[Saved data entries]
+---+
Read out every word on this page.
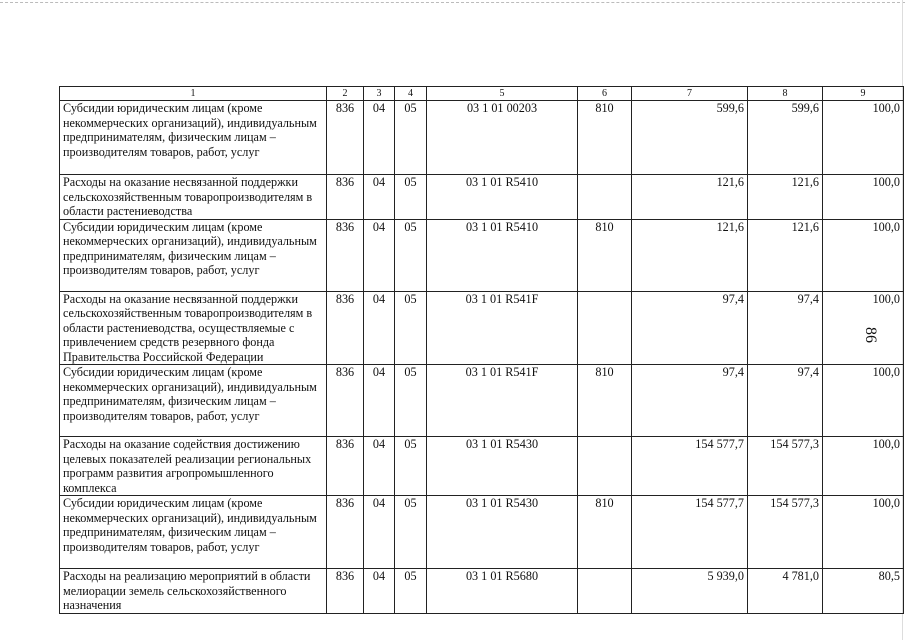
1	2	3	4	5	6	7	8	9
Субсидии юридическим лицам (кроме некоммерческих организаций), индивидуальным предпринимателям, физическим лицам – производителям товаров, работ, услуг	836	04	05	03 1 01 00203	810	599,6	599,6	100,0
Расходы на оказание несвязанной поддержки сельскохозяйственным товаропроизводителям в области растениеводства	836	04	05	03 1 01 R5410		121,6	121,6	100,0
Субсидии юридическим лицам (кроме некоммерческих организаций), индивидуальным предпринимателям, физическим лицам – производителям товаров, работ, услуг	836	04	05	03 1 01 R5410	810	121,6	121,6	100,0
Расходы на оказание несвязанной поддержки сельскохозяйственным товаропроизводителям в области растениеводства, осуществляемые с привлечением средств резервного фонда Правительства Российской Федерации	836	04	05	03 1 01 R541F		97,4	97,4	100,0
Субсидии юридическим лицам (кроме некоммерческих организаций), индивидуальным предпринимателям, физическим лицам – производителям товаров, работ, услуг	836	04	05	03 1 01 R541F	810	97,4	97,4	100,0
Расходы на оказание содействия достижению целевых показателей реализации региональных программ развития агропромышленного комплекса	836	04	05	03 1 01 R5430		154 577,7	154 577,3	100,0
Субсидии юридическим лицам (кроме некоммерческих организаций), индивидуальным предпринимателям, физическим лицам – производителям товаров, работ, услуг	836	04	05	03 1 01 R5430	810	154 577,7	154 577,3	100,0
Расходы на реализацию мероприятий в области мелиорации земель сельскохозяйственного назначения	836	04	05	03 1 01 R5680		5 939,0	4 781,0	80,5
86
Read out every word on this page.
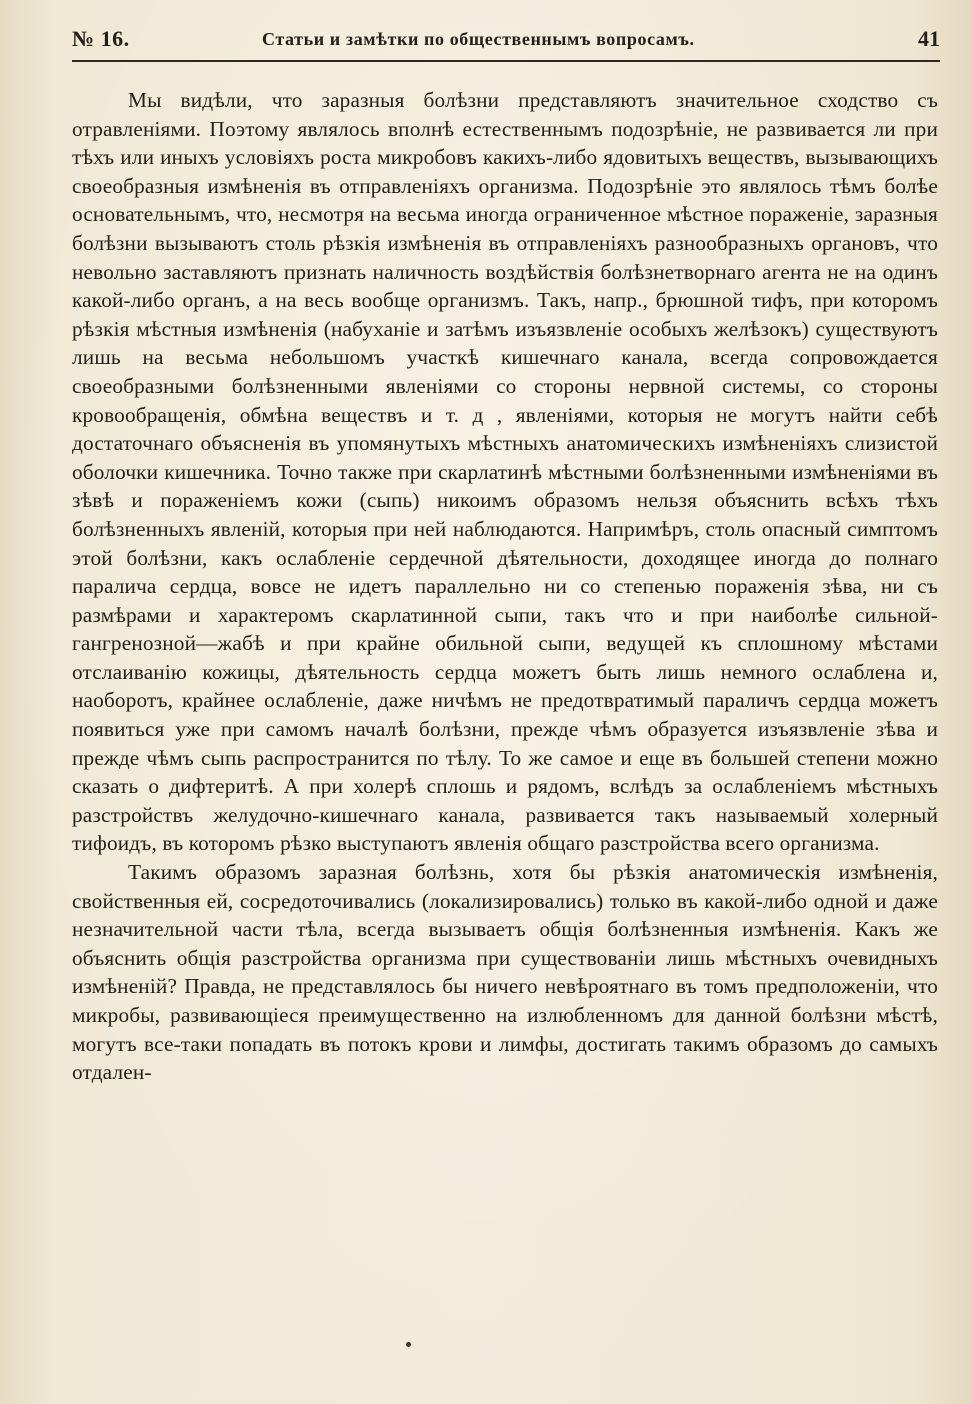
№ 16.	Статьи и замѣтки по общественнымъ вопросамъ.	41

Мы видѣли, что заразныя болѣзни представляютъ значительное сходство съ отравленіями. Поэтому являлось вполнѣ естественнымъ подозрѣніе, не развивается ли при тѣхъ или иныхъ условіяхъ роста микробовъ какихъ-либо ядовитыхъ веществъ, вызывающихъ своеобразныя измѣненія въ отправленіяхъ организма. Подозрѣніе это являлось тѣмъ болѣе основательнымъ, что, несмотря на весьма иногда ограниченное мѣстное пораженіе, заразныя болѣзни вызываютъ столь рѣзкія измѣненія въ отправленіяхъ разнообразныхъ органовъ, что невольно заставляютъ признать наличность воздѣйствія болѣзнетворнаго агента не на одинъ какой-либо органъ, а на весь вообще организмъ. Такъ, напр., брюшной тифъ, при которомъ рѣзкія мѣстныя измѣненія (набуханіе и затѣмъ изъязвленіе особыхъ желѣзокъ) существуютъ лишь на весьма небольшомъ участкѣ кишечнаго канала, всегда сопровождается своеобразными болѣзненными явленіями со стороны нервной системы, со стороны кровообращенія, обмѣна веществъ и т. д , явленіями, которыя не могутъ найти себѣ достаточнаго объясненія въ упомянутыхъ мѣстныхъ анатомическихъ измѣненіяхъ слизистой оболочки кишечника. Точно также при скарлатинѣ мѣстными болѣзненными измѣненіями въ зѣвѣ и пораженіемъ кожи (сыпь) никоимъ образомъ нельзя объяснить всѣхъ тѣхъ болѣзненныхъ явленій, которыя при ней наблюдаются. Напримѣръ, столь опасный симптомъ этой болѣзни, какъ ослабленіе сердечной дѣятельности, доходящее иногда до полнаго паралича сердца, вовсе не идетъ параллельно ни со степенью пораженія зѣва, ни съ размѣрами и характеромъ скарлатинной сыпи, такъ что и при наиболѣе сильной-гангренозной—жабѣ и при крайне обильной сыпи, ведущей къ сплошному мѣстами отслаиванію кожицы, дѣятельность сердца можетъ быть лишь немного ослаблена и, наоборотъ, крайнее ослабленіе, даже ничѣмъ не предотвратимый параличъ сердца можетъ появиться уже при самомъ началѣ болѣзни, прежде чѣмъ образуется изъязвленіе зѣва и прежде чѣмъ сыпь распространится по тѣлу. То же самое и еще въ большей степени можно сказать о дифтеритѣ. А при холерѣ сплошь и рядомъ, вслѣдъ за ослабленіемъ мѣстныхъ разстройствъ желудочно-кишечнаго канала, развивается такъ называемый холерный тифоидъ, въ которомъ рѣзко выступаютъ явленія общаго разстройства всего организма.

Такимъ образомъ заразная болѣзнь, хотя бы рѣзкія анатомическія измѣненія, свойственныя ей, сосредоточивались (локализировались) только въ какой-либо одной и даже незначительной части тѣла, всегда вызываетъ общія болѣзненныя измѣненія. Какъ же объяснить общія разстройства организма при существованіи лишь мѣстныхъ очевидныхъ измѣненій? Правда, не представлялось бы ничего невѣроятнаго въ томъ предположеніи, что микробы, развивающіеся преимущественно на излюбленномъ для данной болѣзни мѣстѣ, могутъ все-таки попадать въ потокъ крови и лимфы, достигать такимъ образомъ до самыхъ отдален-
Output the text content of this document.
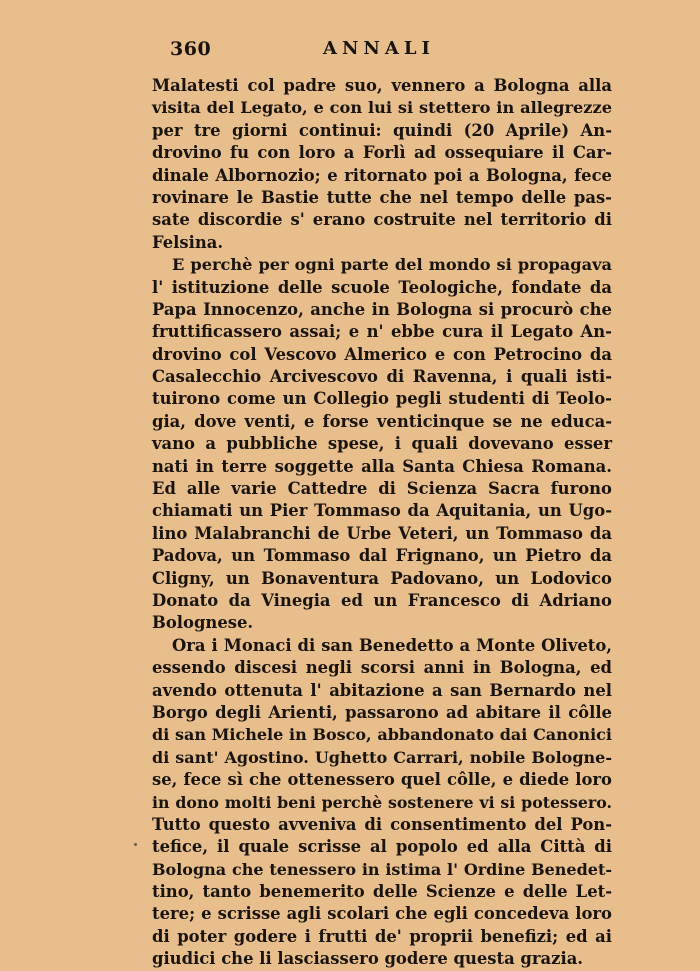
360	ANNALI
Malatesti col padre suo, vennero a Bologna alla
visita del Legato, e con lui si stettero in allegrezze
per tre giorni continui: quindi (20 Aprile) An-
drovino fu con loro a Forlì ad ossequiare il Car-
dinale Albornozio; e ritornato poi a Bologna, fece
rovinare le Bastie tutte che nel tempo delle pas-
sate discordie s' erano costruite nel territorio di
Felsina.
E perchè per ogni parte del mondo si propagava
l' istituzione delle scuole Teologiche, fondate da
Papa Innocenzo, anche in Bologna si procurò che
fruttificassero assai; e n' ebbe cura il Legato An-
drovino col Vescovo Almerico e con Petrocino da
Casalecchio Arcivescovo di Ravenna, i quali isti-
tuirono come un Collegio pegli studenti di Teolo-
gia, dove venti, e forse venticinque se ne educa-
vano a pubbliche spese, i quali dovevano esser
nati in terre soggette alla Santa Chiesa Romana.
Ed alle varie Cattedre di Scienza Sacra furono
chiamati un Pier Tommaso da Aquitania, un Ugo-
lino Malabranchi de Urbe Veteri, un Tommaso da
Padova, un Tommaso dal Frignano, un Pietro da
Cligny, un Bonaventura Padovano, un Lodovico
Donato da Vinegia ed un Francesco di Adriano
Bolognese.
Ora i Monaci di san Benedetto a Monte Oliveto,
essendo discesi negli scorsi anni in Bologna, ed
avendo ottenuta l' abitazione a san Bernardo nel
Borgo degli Arienti, passarono ad abitare il côlle
di san Michele in Bosco, abbandonato dai Canonici
di sant' Agostino. Ughetto Carrari, nobile Bologne-
se, fece sì che ottenessero quel côlle, e diede loro
in dono molti beni perchè sostenere vi si potessero.
Tutto questo avveniva di consentimento del Pon-
tefice, il quale scrisse al popolo ed alla Città di
Bologna che tenessero in istima l' Ordine Benedet-
tino, tanto benemerito delle Scienze e delle Let-
tere; e scrisse agli scolari che egli concedeva loro
di poter godere i frutti de' proprii benefizi; ed ai
giudici che li lasciassero godere questa grazia.
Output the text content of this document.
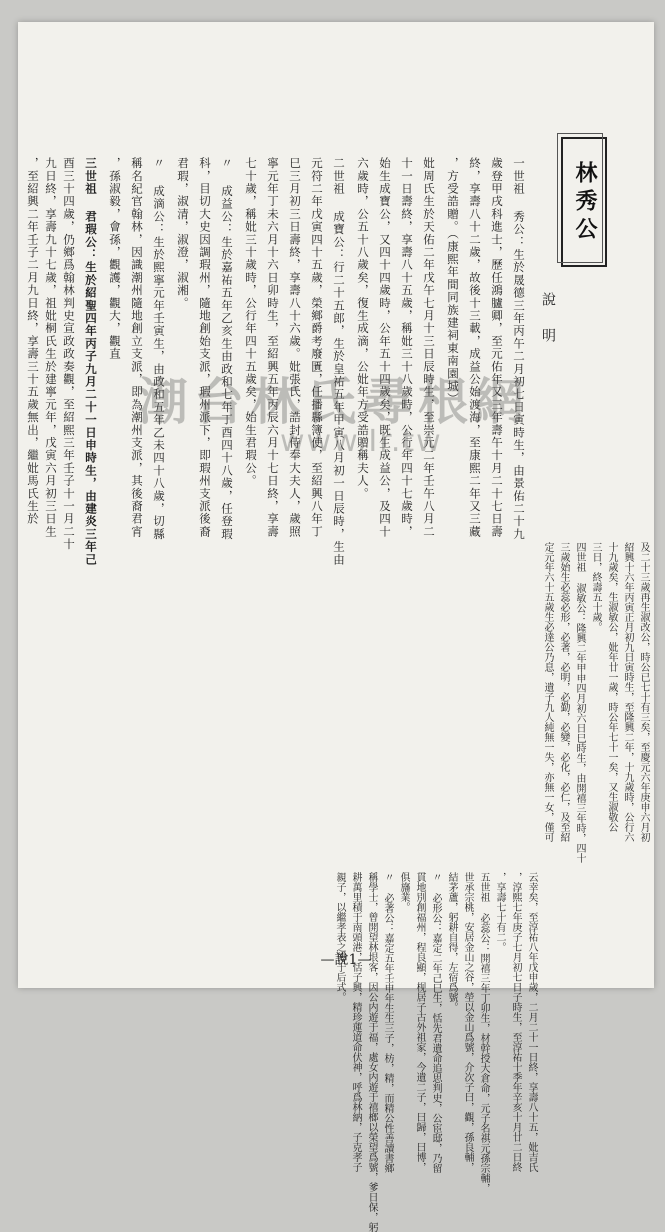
林秀公
說明
一世祖 秀公：生於晟德三年丙午二月初七日寅時生，由景佑二十九
歲登甲戌科進士，歷任鴻臚卿，至元佑年又三年壽午十月二十七日壽
終，享壽八十二歲，故後十三載，成益公始渡海，至康熙二年又三藏
，方受誥贈。（康熙年間同族建祠東南園城）
妣周氏生於天佑二年戊午七月十三日辰時生，至崇元二年壬午八月二
十一日壽終，享壽八十五歲，稱妣三十八歲時，公行年四十七歲時，
始生成寶公，又四十四歲時，公年五十四歲矣，既生成益公，及四十
六歲時，公五十八歲矣，復生成滴，公妣年方受誥贈稱夫人。
二世祖 成寶公：行二十五郎，生於皇祐五年甲寅八月初一日辰時，生由
元符二年戊寅四十五歲，榮鄉爵考廢匱，任播縣簿使，至紹興八年丁
巳三月初三日壽終，享壽八十六歲。妣張氏，誥封侍奉大夫人，歲照
寧元年丁未六月十六日卯時生，至紹興五年丙辰六月十七日終，享壽
七十歲，稱妣三十歲時，公行年四十五歲矣，始生君瑕公。
〃 成益公：生於嘉祐五年乙亥生由政和七年丁酉四十八歲，任登瑕
科，目切大史因調瑕州，隨地創始支派，瑕州派下，即瑕州支派後裔
君瑕，淑清，淑澄，淑湘。
〃 成滴公：生於熙寧元年壬寅生，由政和五年乙未四十八歲，切縣
稱名紀官翰林，因識潮州隨地創立支派，即為潮州支派，其後裔君宵
，孫淑毅，會孫，觀護，觀大，觀直
三世祖 君瑕公：生於紹聖四年丙子九月二十一日申時生，由建炎三年己
酉三十四歲，仍鄉爲翰林判史宣政政奏觀，至紹熙三年壬子十一月二十
九日終，享壽九十七歲，祖妣桐氏生於建寧元年，戊寅六月初三日生
，至紹興二年壬子二月九日終，享壽三十五歲無出，繼妣馬氏生於
紹興十六年丙寅正月初九日寅時生，至隆興二年，十九歲時，公行六
十九歲矣，生淑敏公，妣年廿一歲，時公年七十一矣，又生淑敬公	及二十三歲再生淑改公，時公已七十有三矣，至慶元六年庚申六月初
三日，終壽五十歲。
四世祖 淑敏公：隆興二年甲申四月初六日巳時生，由開禧三年時，四十
三歲始生必蕊必形，必著，必明，必勤，必變，必化，必仁，及至紹
定元年六十五歲生必達公乃息，遺子九人純無一失，亦無一女，僅可
云幸矣，至淳祐八年戊申歲，二月二十一日終，享壽八十五，妣吉氏
，淳熙七年庚子七月初七日子時生，至淳祐十季年辛亥十月廿二日終
，享壽七十有二。
五世祖 必蕊公：開禧三年丁卯生，材幹授大倉命，元子名祺元孫宗輔，
世承宗桃，安居金山之谷，塋以金山爲號，介次子曰，觀，孫良輔，
結茅蘆，躬耕自得，左宿爲號。
〃 必形公：嘉定二年己巳生，恬先君遺命追思判史，公宦邸，乃留
貫地別創福州，程良顯，枧居子古外祖家，今遺二子，曰歸，曰博，
俱旛業。
〃 必著公：嘉定五年壬申年生生三子，枋，精，而精公性善讀書鄉
稱學士，曾開望林垠客，因公内遊于福，處女内遊于禧榔以榮望爲號，爹日保，躬
耕萬里積于南頭港，恬子興，精珍蓮道命伏神，呼爲林納，子克孝子
親子，以繼孝表之傳于后式。
潮台林氏尋根網
www.Ir.tw
—說1—
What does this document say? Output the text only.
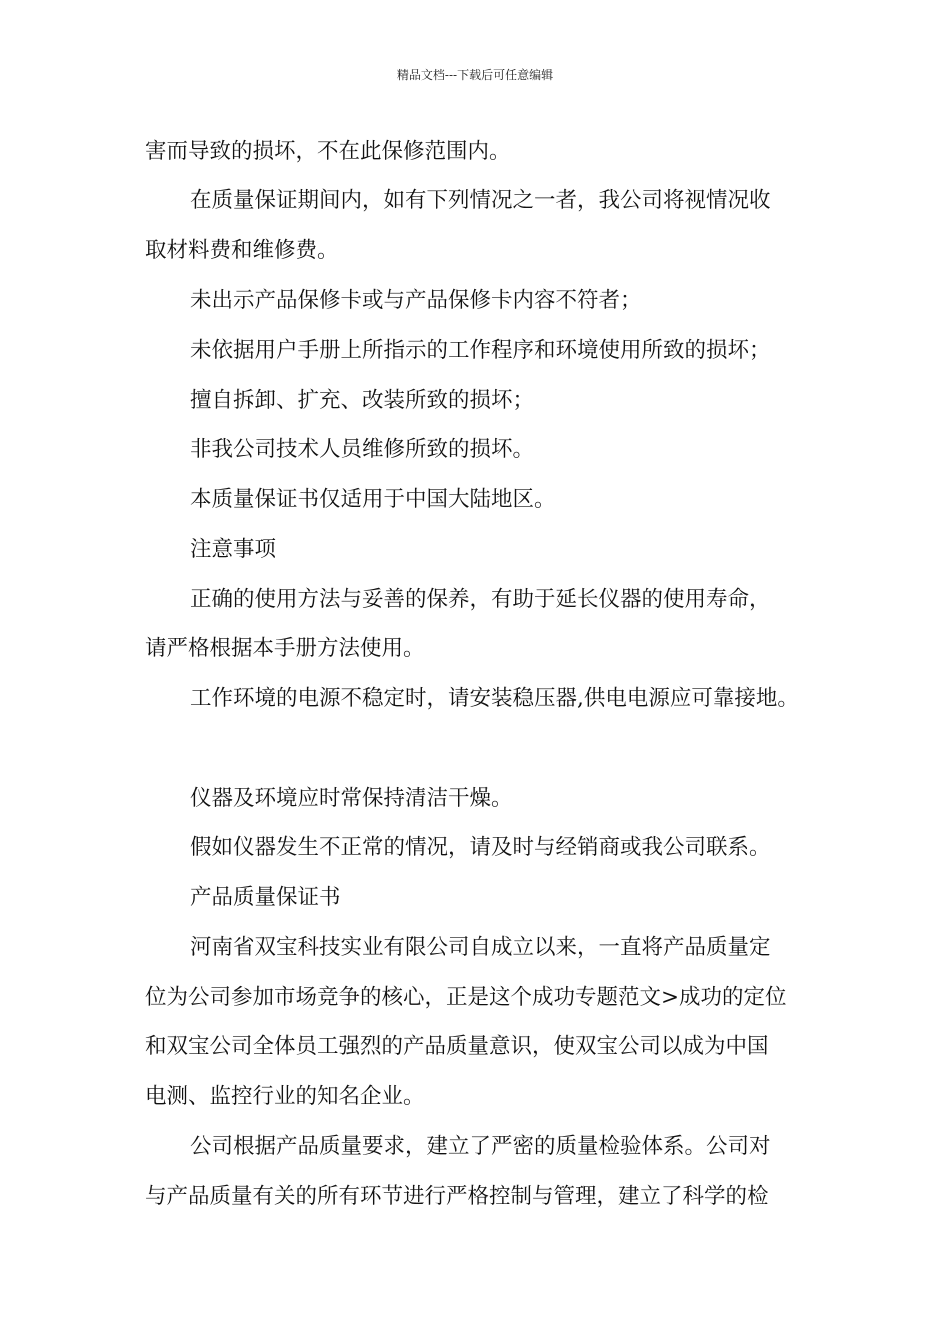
精品文档---下载后可任意编辑
害而导致的损坏，不在此保修范围内。
在质量保证期间内，如有下列情况之一者，我公司将视情况收
取材料费和维修费。
未出示产品保修卡或与产品保修卡内容不符者；
未依据用户手册上所指示的工作程序和环境使用所致的损坏；
擅自拆卸、扩充、改装所致的损坏；
非我公司技术人员维修所致的损坏。
本质量保证书仅适用于中国大陆地区。
注意事项
正确的使用方法与妥善的保养，有助于延长仪器的使用寿命，
请严格根据本手册方法使用。
工作环境的电源不稳定时，请安装稳压器,供电电源应可靠接地。
仪器及环境应时常保持清洁干燥。
假如仪器发生不正常的情况，请及时与经销商或我公司联系。
产品质量保证书
河南省双宝科技实业有限公司自成立以来，一直将产品质量定
位为公司参加市场竞争的核心，正是这个成功专题范文>成功的定位
和双宝公司全体员工强烈的产品质量意识，使双宝公司以成为中国
电测、监控行业的知名企业。
公司根据产品质量要求，建立了严密的质量检验体系。公司对
与产品质量有关的所有环节进行严格控制与管理，建立了科学的检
+---+
**EXERCISE:**
Take the records above from the line with "What does this" down to their last line and please copy those lines exactly, without the pictures.

**WRITTEN SOLUTION:**
What does this document say? Output the text only.
精品文档---下载后可任意编辑
害而导致的损坏，不在此保修范围内。
在质量保证期间内，如有下列情况之一者，我公司将视情况收
取材料费和维修费。
未出示产品保修卡或与产品保修卡内容不符者；
未依据用户手册上所指示的工作程序和环境使用所致的损坏；
擅自拆卸、扩充、改装所致的损坏；
非我公司技术人员维修所致的损坏。
本质量保证书仅适用于中国大陆地区。
注意事项
正确的使用方法与妥善的保养，有助于延长仪器的使用寿命，
请严格根据本手册方法使用。
工作环境的电源不稳定时，请安装稳压器,供电电源应可靠接地。
仪器及环境应时常保持清洁干燥。
假如仪器发生不正常的情况，请及时与经销商或我公司联系。
产品质量保证书
河南省双宝科技实业有限公司自成立以来，一直将产品质量定
位为公司参加市场竞争的核心，正是这个成功专题范文>成功的定位
和双宝公司全体员工强烈的产品质量意识，使双宝公司以成为中国
电测、监控行业的知名企业。
公司根据产品质量要求，建立了严密的质量检验体系。公司对
与产品质量有关的所有环节进行严格控制与管理，建立了科学的检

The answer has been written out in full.